··· Data rows ···

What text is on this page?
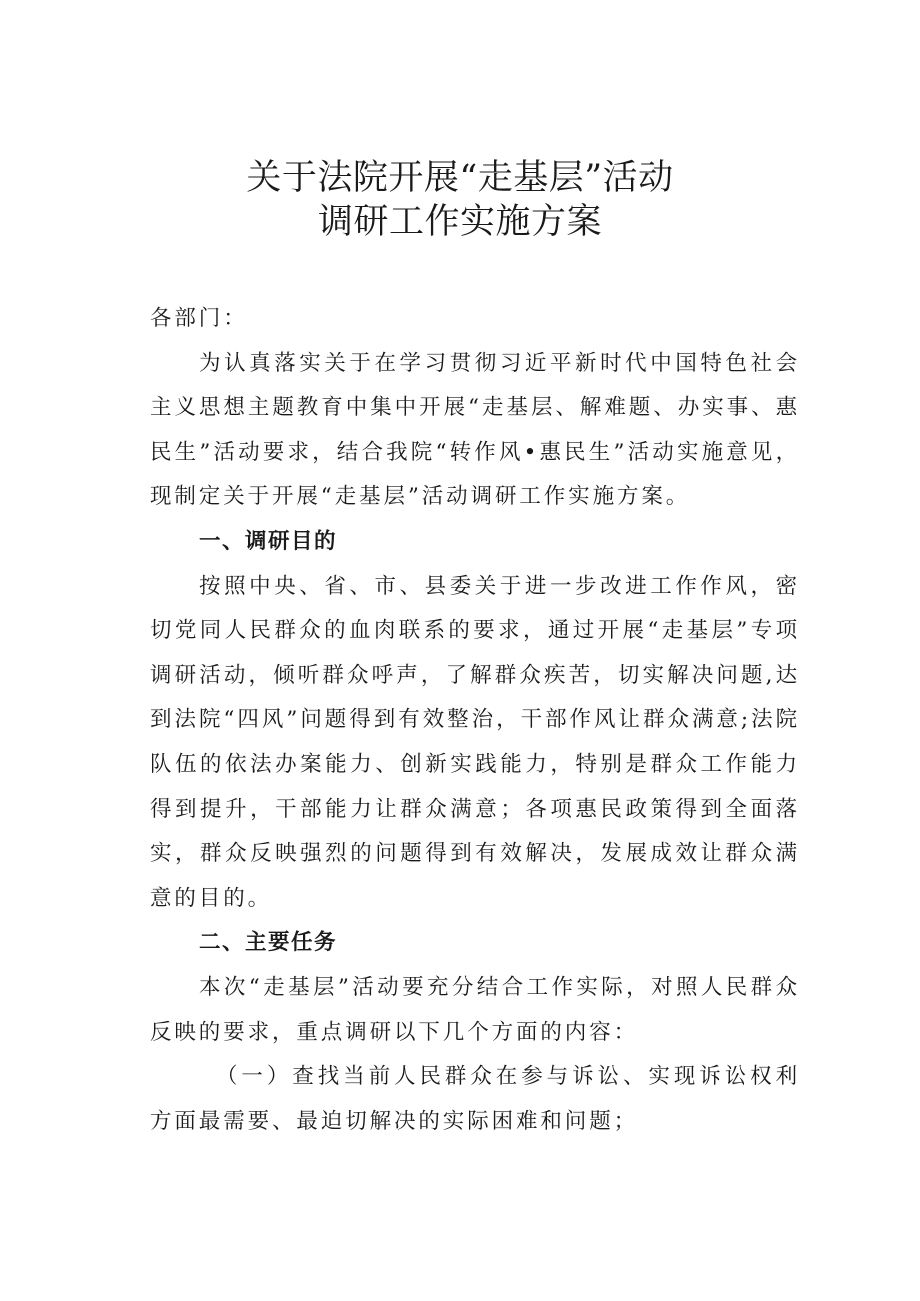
关于法院开展“走基层”活动
调研工作实施方案

各部门：

为认真落实关于在学习贯彻习近平新时代中国特色社会主义思想主题教育中集中开展“走基层、解难题、办实事、惠民生”活动要求，结合我院“转作风•惠民生”活动实施意见，现制定关于开展“走基层”活动调研工作实施方案。

一、调研目的

按照中央、省、市、县委关于进一步改进工作作风，密切党同人民群众的血肉联系的要求，通过开展“走基层”专项调研活动，倾听群众呼声，了解群众疾苦，切实解决问题,达到法院“四风”问题得到有效整治，干部作风让群众满意;法院队伍的依法办案能力、创新实践能力，特别是群众工作能力得到提升，干部能力让群众满意；各项惠民政策得到全面落实，群众反映强烈的问题得到有效解决，发展成效让群众满意的目的。

二、主要任务

本次“走基层”活动要充分结合工作实际，对照人民群众反映的要求，重点调研以下几个方面的内容：

（一）查找当前人民群众在参与诉讼、实现诉讼权利方面最需要、最迫切解决的实际困难和问题；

···

Task goal:
Return every line of the records exactly as given, pictures excluded.

Written solution:
What text is on this page?
关于法院开展“走基层”活动
调研工作实施方案

各部门：

为认真落实关于在学习贯彻习近平新时代中国特色社会主义思想主题教育中集中开展“走基层、解难题、办实事、惠民生”活动要求，结合我院“转作风•惠民生”活动实施意见，现制定关于开展“走基层”活动调研工作实施方案。

一、调研目的

按照中央、省、市、县委关于进一步改进工作作风，密切党同人民群众的血肉联系的要求，通过开展“走基层”专项调研活动，倾听群众呼声，了解群众疾苦，切实解决问题,达到法院“四风”问题得到有效整治，干部作风让群众满意;法院队伍的依法办案能力、创新实践能力，特别是群众工作能力得到提升，干部能力让群众满意；各项惠民政策得到全面落实，群众反映强烈的问题得到有效解决，发展成效让群众满意的目的。

二、主要任务

本次“走基层”活动要充分结合工作实际，对照人民群众反映的要求，重点调研以下几个方面的内容：

（一）查找当前人民群众在参与诉讼、实现诉讼权利方面最需要、最迫切解决的实际困难和问题；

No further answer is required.